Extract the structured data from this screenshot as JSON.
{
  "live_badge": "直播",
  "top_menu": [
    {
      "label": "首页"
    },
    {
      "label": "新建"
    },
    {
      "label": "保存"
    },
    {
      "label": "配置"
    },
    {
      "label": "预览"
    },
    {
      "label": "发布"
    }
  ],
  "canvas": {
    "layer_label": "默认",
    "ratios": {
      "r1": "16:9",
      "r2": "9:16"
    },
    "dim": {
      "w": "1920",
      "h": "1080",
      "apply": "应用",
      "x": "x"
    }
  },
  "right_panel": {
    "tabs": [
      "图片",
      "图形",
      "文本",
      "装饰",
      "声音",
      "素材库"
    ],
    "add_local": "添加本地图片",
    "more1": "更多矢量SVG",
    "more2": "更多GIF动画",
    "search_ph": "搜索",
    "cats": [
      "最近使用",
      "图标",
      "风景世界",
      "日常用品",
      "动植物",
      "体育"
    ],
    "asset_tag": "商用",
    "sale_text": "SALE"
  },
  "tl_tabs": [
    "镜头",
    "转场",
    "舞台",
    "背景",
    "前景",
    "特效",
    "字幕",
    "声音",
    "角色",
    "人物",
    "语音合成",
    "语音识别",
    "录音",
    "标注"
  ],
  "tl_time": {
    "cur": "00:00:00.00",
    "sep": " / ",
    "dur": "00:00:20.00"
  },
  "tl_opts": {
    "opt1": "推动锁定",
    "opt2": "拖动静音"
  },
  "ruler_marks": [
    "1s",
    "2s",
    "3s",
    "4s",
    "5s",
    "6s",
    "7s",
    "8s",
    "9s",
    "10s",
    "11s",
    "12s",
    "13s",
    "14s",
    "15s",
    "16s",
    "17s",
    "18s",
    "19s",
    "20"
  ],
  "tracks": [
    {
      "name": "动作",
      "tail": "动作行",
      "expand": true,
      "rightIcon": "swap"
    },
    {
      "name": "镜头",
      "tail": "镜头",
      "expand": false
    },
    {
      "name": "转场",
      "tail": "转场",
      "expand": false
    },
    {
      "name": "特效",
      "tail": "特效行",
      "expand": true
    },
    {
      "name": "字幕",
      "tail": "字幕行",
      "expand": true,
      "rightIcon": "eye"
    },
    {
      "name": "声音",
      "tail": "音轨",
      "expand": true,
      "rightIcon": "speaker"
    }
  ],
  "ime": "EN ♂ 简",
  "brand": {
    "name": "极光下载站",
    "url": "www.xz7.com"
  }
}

----------------------------------------

▶ _Task brief_: Your task is to gather every line with the word "name" and copy it.

▶ _Exercise response_:
      "name": "动作",
      "name": "镜头",
      "name": "转场",
      "name": "特效",
      "name": "字幕",
      "name": "声音",
    "name": "极光下载站",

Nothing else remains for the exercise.